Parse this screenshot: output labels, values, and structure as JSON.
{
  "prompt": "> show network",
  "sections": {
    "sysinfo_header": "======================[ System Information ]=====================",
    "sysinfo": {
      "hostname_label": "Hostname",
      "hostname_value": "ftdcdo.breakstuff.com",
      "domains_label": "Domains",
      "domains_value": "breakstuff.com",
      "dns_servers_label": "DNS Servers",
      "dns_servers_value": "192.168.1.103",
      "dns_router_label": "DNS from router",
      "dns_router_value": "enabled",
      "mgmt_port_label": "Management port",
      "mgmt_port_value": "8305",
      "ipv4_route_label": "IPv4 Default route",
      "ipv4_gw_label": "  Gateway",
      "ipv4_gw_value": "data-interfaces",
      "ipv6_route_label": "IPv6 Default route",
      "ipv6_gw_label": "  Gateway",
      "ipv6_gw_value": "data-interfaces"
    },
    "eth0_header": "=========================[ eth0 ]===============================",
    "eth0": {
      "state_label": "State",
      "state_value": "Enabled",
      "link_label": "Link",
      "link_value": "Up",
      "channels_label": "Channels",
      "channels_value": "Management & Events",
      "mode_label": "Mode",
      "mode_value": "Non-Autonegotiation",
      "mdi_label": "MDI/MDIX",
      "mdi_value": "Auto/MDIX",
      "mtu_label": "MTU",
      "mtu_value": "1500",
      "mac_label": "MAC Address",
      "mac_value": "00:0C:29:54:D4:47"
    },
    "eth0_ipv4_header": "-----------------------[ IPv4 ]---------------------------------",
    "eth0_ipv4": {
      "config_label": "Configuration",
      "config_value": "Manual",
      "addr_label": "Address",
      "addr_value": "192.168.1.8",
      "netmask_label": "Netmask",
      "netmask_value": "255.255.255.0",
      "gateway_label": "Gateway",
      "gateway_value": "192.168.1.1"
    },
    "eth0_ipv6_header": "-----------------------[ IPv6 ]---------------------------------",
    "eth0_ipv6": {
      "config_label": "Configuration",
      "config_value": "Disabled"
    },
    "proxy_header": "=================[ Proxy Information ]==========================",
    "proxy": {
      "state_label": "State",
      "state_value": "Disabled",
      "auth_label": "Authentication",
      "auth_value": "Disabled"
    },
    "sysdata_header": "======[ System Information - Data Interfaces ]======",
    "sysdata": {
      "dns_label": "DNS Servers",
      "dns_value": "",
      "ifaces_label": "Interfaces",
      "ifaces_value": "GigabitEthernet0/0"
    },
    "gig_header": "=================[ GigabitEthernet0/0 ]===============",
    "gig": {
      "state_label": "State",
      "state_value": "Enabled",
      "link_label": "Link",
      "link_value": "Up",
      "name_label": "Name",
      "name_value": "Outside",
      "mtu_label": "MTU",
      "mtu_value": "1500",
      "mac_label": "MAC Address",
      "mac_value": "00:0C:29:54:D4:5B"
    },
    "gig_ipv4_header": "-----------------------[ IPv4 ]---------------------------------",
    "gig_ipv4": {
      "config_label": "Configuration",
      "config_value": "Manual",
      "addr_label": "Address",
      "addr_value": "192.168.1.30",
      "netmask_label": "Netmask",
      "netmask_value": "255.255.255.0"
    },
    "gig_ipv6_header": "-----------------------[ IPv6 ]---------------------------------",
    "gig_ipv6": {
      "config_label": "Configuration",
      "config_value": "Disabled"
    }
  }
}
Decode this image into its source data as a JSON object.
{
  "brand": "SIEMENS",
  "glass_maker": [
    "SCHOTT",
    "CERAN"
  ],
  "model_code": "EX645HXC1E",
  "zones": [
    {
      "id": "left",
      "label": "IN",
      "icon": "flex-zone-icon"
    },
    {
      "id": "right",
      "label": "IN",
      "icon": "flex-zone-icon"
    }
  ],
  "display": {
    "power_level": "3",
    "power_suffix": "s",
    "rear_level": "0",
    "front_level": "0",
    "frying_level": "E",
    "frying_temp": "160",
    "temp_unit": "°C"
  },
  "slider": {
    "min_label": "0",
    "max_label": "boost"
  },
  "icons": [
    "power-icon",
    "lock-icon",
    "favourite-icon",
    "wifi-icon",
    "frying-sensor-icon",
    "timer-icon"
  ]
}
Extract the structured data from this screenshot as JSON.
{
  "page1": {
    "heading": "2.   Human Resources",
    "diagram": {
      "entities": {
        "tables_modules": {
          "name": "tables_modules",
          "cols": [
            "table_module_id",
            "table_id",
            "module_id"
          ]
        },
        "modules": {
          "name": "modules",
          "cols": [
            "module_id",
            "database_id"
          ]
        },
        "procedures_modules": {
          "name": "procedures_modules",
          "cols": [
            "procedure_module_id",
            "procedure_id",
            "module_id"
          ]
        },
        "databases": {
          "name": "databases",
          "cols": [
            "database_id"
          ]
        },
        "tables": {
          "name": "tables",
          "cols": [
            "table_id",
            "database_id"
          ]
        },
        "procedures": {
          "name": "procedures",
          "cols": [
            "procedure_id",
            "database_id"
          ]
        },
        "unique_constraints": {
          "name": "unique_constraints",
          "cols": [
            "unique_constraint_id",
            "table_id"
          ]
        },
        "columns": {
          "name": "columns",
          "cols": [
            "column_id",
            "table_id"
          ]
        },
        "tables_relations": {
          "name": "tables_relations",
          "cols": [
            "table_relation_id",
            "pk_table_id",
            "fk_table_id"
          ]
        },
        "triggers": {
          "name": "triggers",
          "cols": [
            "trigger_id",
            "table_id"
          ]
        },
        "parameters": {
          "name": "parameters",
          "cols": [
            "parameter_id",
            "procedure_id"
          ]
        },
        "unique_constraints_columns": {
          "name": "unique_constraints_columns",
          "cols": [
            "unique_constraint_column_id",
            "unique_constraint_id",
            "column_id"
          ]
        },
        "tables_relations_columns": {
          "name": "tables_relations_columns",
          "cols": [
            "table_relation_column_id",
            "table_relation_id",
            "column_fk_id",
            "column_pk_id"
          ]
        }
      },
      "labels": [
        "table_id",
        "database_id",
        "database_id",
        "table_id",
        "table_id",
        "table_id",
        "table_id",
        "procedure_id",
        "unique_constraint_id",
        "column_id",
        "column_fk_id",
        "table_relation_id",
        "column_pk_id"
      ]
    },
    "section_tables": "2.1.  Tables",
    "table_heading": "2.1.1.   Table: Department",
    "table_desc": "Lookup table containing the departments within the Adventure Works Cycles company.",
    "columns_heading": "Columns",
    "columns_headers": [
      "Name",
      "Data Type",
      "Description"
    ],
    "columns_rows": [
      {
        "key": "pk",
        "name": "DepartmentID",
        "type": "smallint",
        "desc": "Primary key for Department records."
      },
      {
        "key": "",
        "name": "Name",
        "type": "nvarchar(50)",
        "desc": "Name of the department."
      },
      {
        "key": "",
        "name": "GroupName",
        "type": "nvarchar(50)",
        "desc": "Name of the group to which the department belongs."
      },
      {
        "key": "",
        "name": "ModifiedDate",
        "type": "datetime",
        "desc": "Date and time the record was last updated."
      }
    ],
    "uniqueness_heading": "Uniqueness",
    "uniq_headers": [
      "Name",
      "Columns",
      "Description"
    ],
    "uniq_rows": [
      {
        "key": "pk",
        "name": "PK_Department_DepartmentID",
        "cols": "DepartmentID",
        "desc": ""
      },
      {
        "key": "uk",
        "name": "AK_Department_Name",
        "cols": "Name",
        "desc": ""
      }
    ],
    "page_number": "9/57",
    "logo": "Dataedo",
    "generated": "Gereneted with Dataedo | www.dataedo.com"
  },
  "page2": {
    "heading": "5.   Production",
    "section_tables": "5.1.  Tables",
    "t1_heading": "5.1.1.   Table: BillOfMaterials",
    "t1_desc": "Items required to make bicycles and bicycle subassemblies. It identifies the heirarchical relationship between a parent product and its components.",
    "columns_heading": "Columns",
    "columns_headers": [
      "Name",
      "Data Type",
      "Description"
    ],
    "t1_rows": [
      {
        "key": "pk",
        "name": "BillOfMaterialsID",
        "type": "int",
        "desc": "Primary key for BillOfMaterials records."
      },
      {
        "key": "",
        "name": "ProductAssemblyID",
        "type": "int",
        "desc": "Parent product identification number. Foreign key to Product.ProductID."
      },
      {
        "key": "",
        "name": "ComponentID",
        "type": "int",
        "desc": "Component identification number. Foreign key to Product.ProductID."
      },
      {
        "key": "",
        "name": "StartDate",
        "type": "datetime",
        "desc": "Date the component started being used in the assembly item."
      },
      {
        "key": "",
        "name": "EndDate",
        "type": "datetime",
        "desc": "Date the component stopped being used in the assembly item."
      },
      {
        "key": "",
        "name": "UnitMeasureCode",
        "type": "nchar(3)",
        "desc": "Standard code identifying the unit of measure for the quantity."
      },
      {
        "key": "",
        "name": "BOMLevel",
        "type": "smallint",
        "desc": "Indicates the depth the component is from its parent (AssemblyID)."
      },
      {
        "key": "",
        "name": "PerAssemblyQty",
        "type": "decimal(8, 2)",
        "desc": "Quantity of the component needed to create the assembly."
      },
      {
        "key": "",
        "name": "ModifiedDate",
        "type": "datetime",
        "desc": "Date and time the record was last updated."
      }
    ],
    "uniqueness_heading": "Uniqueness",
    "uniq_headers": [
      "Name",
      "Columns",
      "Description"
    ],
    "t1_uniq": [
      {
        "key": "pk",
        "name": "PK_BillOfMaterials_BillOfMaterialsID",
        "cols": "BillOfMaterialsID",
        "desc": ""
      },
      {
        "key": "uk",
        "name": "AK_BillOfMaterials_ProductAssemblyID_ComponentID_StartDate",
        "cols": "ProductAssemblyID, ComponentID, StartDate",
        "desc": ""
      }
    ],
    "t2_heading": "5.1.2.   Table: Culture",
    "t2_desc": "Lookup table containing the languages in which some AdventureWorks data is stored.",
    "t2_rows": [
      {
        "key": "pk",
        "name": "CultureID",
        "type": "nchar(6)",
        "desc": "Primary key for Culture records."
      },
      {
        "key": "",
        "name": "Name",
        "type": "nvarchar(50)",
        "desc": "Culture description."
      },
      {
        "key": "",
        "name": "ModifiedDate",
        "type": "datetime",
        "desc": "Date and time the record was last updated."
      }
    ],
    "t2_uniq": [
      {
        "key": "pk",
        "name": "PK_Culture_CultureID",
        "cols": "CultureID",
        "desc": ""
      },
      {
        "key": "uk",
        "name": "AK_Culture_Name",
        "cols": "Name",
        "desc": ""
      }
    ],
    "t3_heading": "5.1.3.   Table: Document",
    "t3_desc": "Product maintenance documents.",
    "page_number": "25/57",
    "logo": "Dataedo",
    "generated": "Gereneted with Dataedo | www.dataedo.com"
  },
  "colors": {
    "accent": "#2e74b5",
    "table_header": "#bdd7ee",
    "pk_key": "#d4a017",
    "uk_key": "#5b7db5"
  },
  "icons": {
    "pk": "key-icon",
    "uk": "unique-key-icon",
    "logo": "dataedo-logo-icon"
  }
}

------------------------------------------------------------

[Exercise]: Extract all lines from the data in which "records" is found.

[Final result]:
        "desc": "Primary key for Department records."
        "desc": "Primary key for BillOfMaterials records."
        "desc": "Primary key for Culture records."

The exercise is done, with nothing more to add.